Task directions: Print the listing below exactly.
----- Dataset records -----
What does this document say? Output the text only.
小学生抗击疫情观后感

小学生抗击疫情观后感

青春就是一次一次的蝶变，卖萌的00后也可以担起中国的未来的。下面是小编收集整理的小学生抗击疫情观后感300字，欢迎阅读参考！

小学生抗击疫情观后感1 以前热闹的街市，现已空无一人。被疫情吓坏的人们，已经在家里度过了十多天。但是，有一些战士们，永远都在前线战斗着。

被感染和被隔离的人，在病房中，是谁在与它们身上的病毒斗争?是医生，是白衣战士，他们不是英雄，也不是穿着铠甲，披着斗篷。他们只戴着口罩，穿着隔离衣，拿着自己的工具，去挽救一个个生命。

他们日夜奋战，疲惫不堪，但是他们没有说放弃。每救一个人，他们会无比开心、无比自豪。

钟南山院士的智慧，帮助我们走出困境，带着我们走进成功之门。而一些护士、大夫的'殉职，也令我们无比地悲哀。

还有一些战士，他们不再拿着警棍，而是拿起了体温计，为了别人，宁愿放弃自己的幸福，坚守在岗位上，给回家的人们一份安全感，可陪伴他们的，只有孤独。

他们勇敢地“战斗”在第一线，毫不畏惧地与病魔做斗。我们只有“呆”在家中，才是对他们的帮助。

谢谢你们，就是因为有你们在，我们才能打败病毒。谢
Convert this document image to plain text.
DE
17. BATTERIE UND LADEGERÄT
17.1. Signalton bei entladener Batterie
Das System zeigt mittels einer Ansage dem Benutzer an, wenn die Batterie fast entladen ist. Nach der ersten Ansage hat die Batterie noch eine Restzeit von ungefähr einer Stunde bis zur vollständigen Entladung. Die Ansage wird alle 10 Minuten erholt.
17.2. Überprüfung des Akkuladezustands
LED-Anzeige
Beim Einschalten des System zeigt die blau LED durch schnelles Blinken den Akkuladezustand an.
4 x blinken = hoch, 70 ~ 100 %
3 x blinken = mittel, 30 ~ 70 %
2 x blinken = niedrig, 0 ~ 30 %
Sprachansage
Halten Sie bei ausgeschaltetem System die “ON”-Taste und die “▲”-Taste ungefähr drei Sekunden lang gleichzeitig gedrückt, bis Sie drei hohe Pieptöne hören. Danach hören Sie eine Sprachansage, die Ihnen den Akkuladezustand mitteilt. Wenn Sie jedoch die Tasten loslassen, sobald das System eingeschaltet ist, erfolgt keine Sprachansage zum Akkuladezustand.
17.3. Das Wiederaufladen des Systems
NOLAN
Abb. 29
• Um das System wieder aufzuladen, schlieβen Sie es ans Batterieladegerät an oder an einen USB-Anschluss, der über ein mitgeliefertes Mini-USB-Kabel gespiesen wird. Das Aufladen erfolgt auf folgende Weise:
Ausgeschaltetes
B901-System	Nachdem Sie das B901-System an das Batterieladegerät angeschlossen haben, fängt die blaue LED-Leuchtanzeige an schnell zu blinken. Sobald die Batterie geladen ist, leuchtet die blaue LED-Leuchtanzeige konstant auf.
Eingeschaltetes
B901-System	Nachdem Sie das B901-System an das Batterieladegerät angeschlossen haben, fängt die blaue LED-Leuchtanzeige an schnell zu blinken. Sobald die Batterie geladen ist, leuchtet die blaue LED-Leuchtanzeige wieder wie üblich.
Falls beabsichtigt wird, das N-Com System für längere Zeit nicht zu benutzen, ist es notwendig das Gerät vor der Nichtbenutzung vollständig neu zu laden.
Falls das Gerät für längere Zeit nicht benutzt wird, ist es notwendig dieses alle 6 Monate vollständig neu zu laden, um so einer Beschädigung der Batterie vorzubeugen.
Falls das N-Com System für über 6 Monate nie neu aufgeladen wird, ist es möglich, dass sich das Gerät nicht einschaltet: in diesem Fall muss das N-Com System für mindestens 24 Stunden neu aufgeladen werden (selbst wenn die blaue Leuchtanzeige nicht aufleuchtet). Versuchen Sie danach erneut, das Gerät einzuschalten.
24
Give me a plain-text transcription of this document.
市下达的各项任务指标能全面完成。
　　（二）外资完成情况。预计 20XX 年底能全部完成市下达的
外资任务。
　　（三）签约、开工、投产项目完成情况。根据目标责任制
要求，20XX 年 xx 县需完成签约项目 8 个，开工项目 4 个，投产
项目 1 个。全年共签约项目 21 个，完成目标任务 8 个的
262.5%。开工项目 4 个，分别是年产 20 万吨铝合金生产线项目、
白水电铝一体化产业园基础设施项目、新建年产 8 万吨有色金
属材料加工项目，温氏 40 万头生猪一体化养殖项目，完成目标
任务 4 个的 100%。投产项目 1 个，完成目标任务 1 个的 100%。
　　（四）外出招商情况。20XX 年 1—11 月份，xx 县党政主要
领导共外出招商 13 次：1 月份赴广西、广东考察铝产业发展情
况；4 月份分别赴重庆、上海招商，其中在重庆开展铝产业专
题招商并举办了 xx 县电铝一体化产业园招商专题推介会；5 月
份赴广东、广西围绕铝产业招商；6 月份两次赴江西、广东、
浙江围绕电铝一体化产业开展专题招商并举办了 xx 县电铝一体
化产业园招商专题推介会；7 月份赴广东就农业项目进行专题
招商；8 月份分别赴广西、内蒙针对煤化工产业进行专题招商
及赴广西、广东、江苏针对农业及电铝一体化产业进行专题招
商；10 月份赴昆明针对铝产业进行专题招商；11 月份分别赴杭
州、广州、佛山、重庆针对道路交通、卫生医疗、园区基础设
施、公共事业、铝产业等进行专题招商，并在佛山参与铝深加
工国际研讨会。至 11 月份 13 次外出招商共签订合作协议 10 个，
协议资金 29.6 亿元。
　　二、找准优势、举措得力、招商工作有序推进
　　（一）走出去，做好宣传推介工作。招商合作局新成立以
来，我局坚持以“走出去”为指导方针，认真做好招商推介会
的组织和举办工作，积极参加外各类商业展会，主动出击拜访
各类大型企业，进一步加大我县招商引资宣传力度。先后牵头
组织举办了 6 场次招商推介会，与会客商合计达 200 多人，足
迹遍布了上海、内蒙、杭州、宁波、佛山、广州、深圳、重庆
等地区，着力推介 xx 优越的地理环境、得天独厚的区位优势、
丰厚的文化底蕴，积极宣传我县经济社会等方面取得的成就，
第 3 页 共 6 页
-----
Written answer:
What does this document say? Output the text only.
小学生抗击疫情观后感

小学生抗击疫情观后感

青春就是一次一次的蝶变，卖萌的00后也可以担起中国的未来的。下面是小编收集整理的小学生抗击疫情观后感300字，欢迎阅读参考！

小学生抗击疫情观后感1 以前热闹的街市，现已空无一人。被疫情吓坏的人们，已经在家里度过了十多天。但是，有一些战士们，永远都在前线战斗着。

被感染和被隔离的人，在病房中，是谁在与它们身上的病毒斗争?是医生，是白衣战士，他们不是英雄，也不是穿着铠甲，披着斗篷。他们只戴着口罩，穿着隔离衣，拿着自己的工具，去挽救一个个生命。

他们日夜奋战，疲惫不堪，但是他们没有说放弃。每救一个人，他们会无比开心、无比自豪。

钟南山院士的智慧，帮助我们走出困境，带着我们走进成功之门。而一些护士、大夫的'殉职，也令我们无比地悲哀。

还有一些战士，他们不再拿着警棍，而是拿起了体温计，为了别人，宁愿放弃自己的幸福，坚守在岗位上，给回家的人们一份安全感，可陪伴他们的，只有孤独。

他们勇敢地“战斗”在第一线，毫不畏惧地与病魔做斗。我们只有“呆”在家中，才是对他们的帮助。

谢谢你们，就是因为有你们在，我们才能打败病毒。谢
Convert this document image to plain text.
DE
17. BATTERIE UND LADEGERÄT
17.1. Signalton bei entladener Batterie
Das System zeigt mittels einer Ansage dem Benutzer an, wenn die Batterie fast entladen ist. Nach der ersten Ansage hat die Batterie noch eine Restzeit von ungefähr einer Stunde bis zur vollständigen Entladung. Die Ansage wird alle 10 Minuten erholt.
17.2. Überprüfung des Akkuladezustands
LED-Anzeige
Beim Einschalten des System zeigt die blau LED durch schnelles Blinken den Akkuladezustand an.
4 x blinken = hoch, 70 ~ 100 %
3 x blinken = mittel, 30 ~ 70 %
2 x blinken = niedrig, 0 ~ 30 %
Sprachansage
Halten Sie bei ausgeschaltetem System die “ON”-Taste und die “▲”-Taste ungefähr drei Sekunden lang gleichzeitig gedrückt, bis Sie drei hohe Pieptöne hören. Danach hören Sie eine Sprachansage, die Ihnen den Akkuladezustand mitteilt. Wenn Sie jedoch die Tasten loslassen, sobald das System eingeschaltet ist, erfolgt keine Sprachansage zum Akkuladezustand.
17.3. Das Wiederaufladen des Systems
NOLAN
Abb. 29
• Um das System wieder aufzuladen, schlieβen Sie es ans Batterieladegerät an oder an einen USB-Anschluss, der über ein mitgeliefertes Mini-USB-Kabel gespiesen wird. Das Aufladen erfolgt auf folgende Weise:
Ausgeschaltetes
B901-System	Nachdem Sie das B901-System an das Batterieladegerät angeschlossen haben, fängt die blaue LED-Leuchtanzeige an schnell zu blinken. Sobald die Batterie geladen ist, leuchtet die blaue LED-Leuchtanzeige konstant auf.
Eingeschaltetes
B901-System	Nachdem Sie das B901-System an das Batterieladegerät angeschlossen haben, fängt die blaue LED-Leuchtanzeige an schnell zu blinken. Sobald die Batterie geladen ist, leuchtet die blaue LED-Leuchtanzeige wieder wie üblich.
Falls beabsichtigt wird, das N-Com System für längere Zeit nicht zu benutzen, ist es notwendig das Gerät vor der Nichtbenutzung vollständig neu zu laden.
Falls das Gerät für längere Zeit nicht benutzt wird, ist es notwendig dieses alle 6 Monate vollständig neu zu laden, um so einer Beschädigung der Batterie vorzubeugen.
Falls das N-Com System für über 6 Monate nie neu aufgeladen wird, ist es möglich, dass sich das Gerät nicht einschaltet: in diesem Fall muss das N-Com System für mindestens 24 Stunden neu aufgeladen werden (selbst wenn die blaue Leuchtanzeige nicht aufleuchtet). Versuchen Sie danach erneut, das Gerät einzuschalten.
24
Give me a plain-text transcription of this document.
市下达的各项任务指标能全面完成。
　　（二）外资完成情况。预计 20XX 年底能全部完成市下达的
外资任务。
　　（三）签约、开工、投产项目完成情况。根据目标责任制
要求，20XX 年 xx 县需完成签约项目 8 个，开工项目 4 个，投产
项目 1 个。全年共签约项目 21 个，完成目标任务 8 个的
262.5%。开工项目 4 个，分别是年产 20 万吨铝合金生产线项目、
白水电铝一体化产业园基础设施项目、新建年产 8 万吨有色金
属材料加工项目，温氏 40 万头生猪一体化养殖项目，完成目标
任务 4 个的 100%。投产项目 1 个，完成目标任务 1 个的 100%。
　　（四）外出招商情况。20XX 年 1—11 月份，xx 县党政主要
领导共外出招商 13 次：1 月份赴广西、广东考察铝产业发展情
况；4 月份分别赴重庆、上海招商，其中在重庆开展铝产业专
题招商并举办了 xx 县电铝一体化产业园招商专题推介会；5 月
份赴广东、广西围绕铝产业招商；6 月份两次赴江西、广东、
浙江围绕电铝一体化产业开展专题招商并举办了 xx 县电铝一体
化产业园招商专题推介会；7 月份赴广东就农业项目进行专题
招商；8 月份分别赴广西、内蒙针对煤化工产业进行专题招商
及赴广西、广东、江苏针对农业及电铝一体化产业进行专题招
商；10 月份赴昆明针对铝产业进行专题招商；11 月份分别赴杭
州、广州、佛山、重庆针对道路交通、卫生医疗、园区基础设
施、公共事业、铝产业等进行专题招商，并在佛山参与铝深加
工国际研讨会。至 11 月份 13 次外出招商共签订合作协议 10 个，
协议资金 29.6 亿元。
　　二、找准优势、举措得力、招商工作有序推进
　　（一）走出去，做好宣传推介工作。招商合作局新成立以
来，我局坚持以“走出去”为指导方针，认真做好招商推介会
的组织和举办工作，积极参加外各类商业展会，主动出击拜访
各类大型企业，进一步加大我县招商引资宣传力度。先后牵头
组织举办了 6 场次招商推介会，与会客商合计达 200 多人，足
迹遍布了上海、内蒙、杭州、宁波、佛山、广州、深圳、重庆
等地区，着力推介 xx 优越的地理环境、得天独厚的区位优势、
丰厚的文化底蕴，积极宣传我县经济社会等方面取得的成就，
第 3 页 共 6 页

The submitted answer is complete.